The records:
★ ★ ★ ★
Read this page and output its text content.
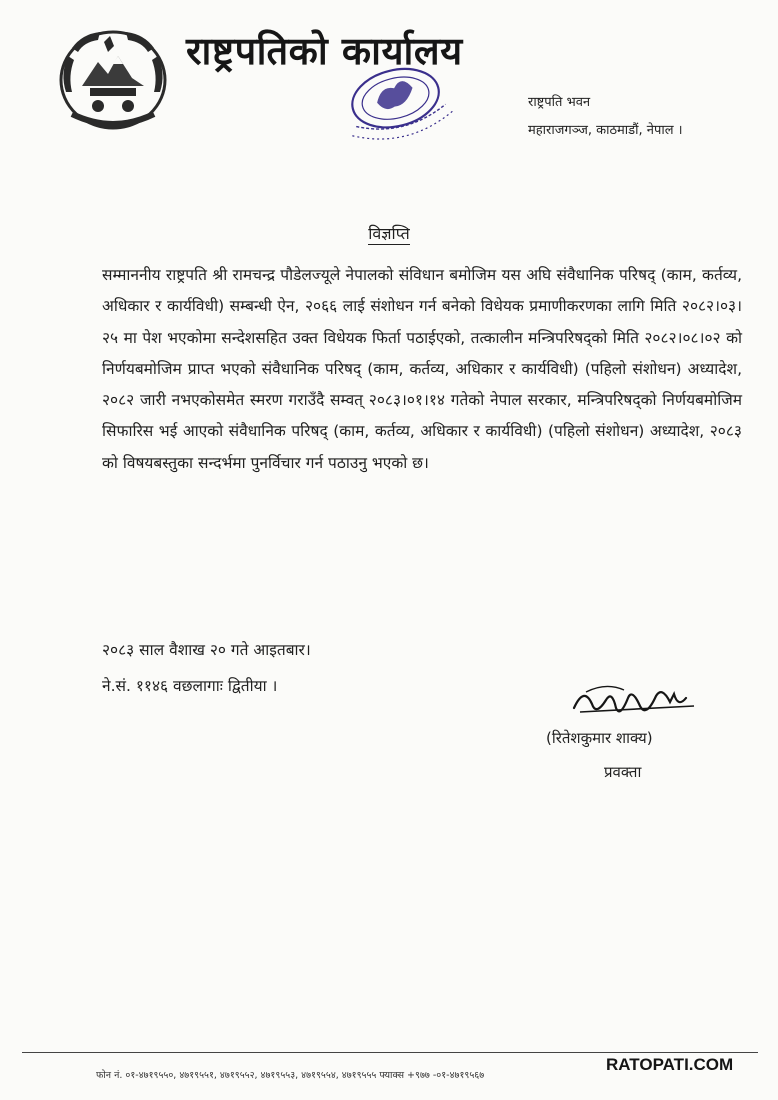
राष्ट्रपतिको कार्यालय
राष्ट्रपति भवन
महाराजगञ्ज, काठमाडौं, नेपाल ।
विज्ञप्ति
सम्माननीय राष्ट्रपति श्री रामचन्द्र पौडेलज्यूले नेपालको संविधान बमोजिम यस अघि संवैधानिक परिषद् (काम, कर्तव्य, अधिकार र कार्यविधी) सम्बन्धी ऐन, २०६६ लाई संशोधन गर्न बनेको विधेयक प्रमाणीकरणका लागि मिति २०८२।०३।२५ मा पेश भएकोमा सन्देशसहित उक्त विधेयक फिर्ता पठाईएको, तत्कालीन मन्त्रिपरिषद्को मिति २०८२।०८।०२ को निर्णयबमोजिम प्राप्त भएको संवैधानिक परिषद् (काम, कर्तव्य, अधिकार र कार्यविधी) (पहिलो संशोधन) अध्यादेश, २०८२ जारी नभएकोसमेत स्मरण गराउँदै सम्वत् २०८३।०१।१४ गतेको नेपाल सरकार, मन्त्रिपरिषद्को निर्णयबमोजिम सिफारिस भई आएको संवैधानिक परिषद् (काम, कर्तव्य, अधिकार र कार्यविधी) (पहिलो संशोधन) अध्यादेश, २०८३ को विषयबस्तुका सन्दर्भमा पुनर्विचार गर्न पठाउनु भएको छ।
२०८३ साल वैशाख २० गते आइतबार।
ने.सं. ११४६ वछलागाः द्वितीया ।
(रितेशकुमार शाक्य)
प्रवक्ता
फोन नं. ०१-४७१९५५०, ४७१९५५१, ४७१९५५२, ४७१९५५३, ४७१९५५४, ४७१९५५५ फ्याक्स +९७७ -०१-४७१९५६७
RATOPATI.COM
★ ★ ★ ★
Given task: Reproduce every record above exactly, but leave out the pictures.

Right answer:
Read this page and output its text content.
राष्ट्रपतिको कार्यालय
राष्ट्रपति भवन
महाराजगञ्ज, काठमाडौं, नेपाल ।
विज्ञप्ति
सम्माननीय राष्ट्रपति श्री रामचन्द्र पौडेलज्यूले नेपालको संविधान बमोजिम यस अघि संवैधानिक परिषद् (काम, कर्तव्य, अधिकार र कार्यविधी) सम्बन्धी ऐन, २०६६ लाई संशोधन गर्न बनेको विधेयक प्रमाणीकरणका लागि मिति २०८२।०३।२५ मा पेश भएकोमा सन्देशसहित उक्त विधेयक फिर्ता पठाईएको, तत्कालीन मन्त्रिपरिषद्को मिति २०८२।०८।०२ को निर्णयबमोजिम प्राप्त भएको संवैधानिक परिषद् (काम, कर्तव्य, अधिकार र कार्यविधी) (पहिलो संशोधन) अध्यादेश, २०८२ जारी नभएकोसमेत स्मरण गराउँदै सम्वत् २०८३।०१।१४ गतेको नेपाल सरकार, मन्त्रिपरिषद्को निर्णयबमोजिम सिफारिस भई आएको संवैधानिक परिषद् (काम, कर्तव्य, अधिकार र कार्यविधी) (पहिलो संशोधन) अध्यादेश, २०८३ को विषयबस्तुका सन्दर्भमा पुनर्विचार गर्न पठाउनु भएको छ।
२०८३ साल वैशाख २० गते आइतबार।
ने.सं. ११४६ वछलागाः द्वितीया ।
(रितेशकुमार शाक्य)
प्रवक्ता
फोन नं. ०१-४७१९५५०, ४७१९५५१, ४७१९५५२, ४७१९५५३, ४७१९५५४, ४७१९५५५ फ्याक्स +९७७ -०१-४७१९५६७
RATOPATI.COM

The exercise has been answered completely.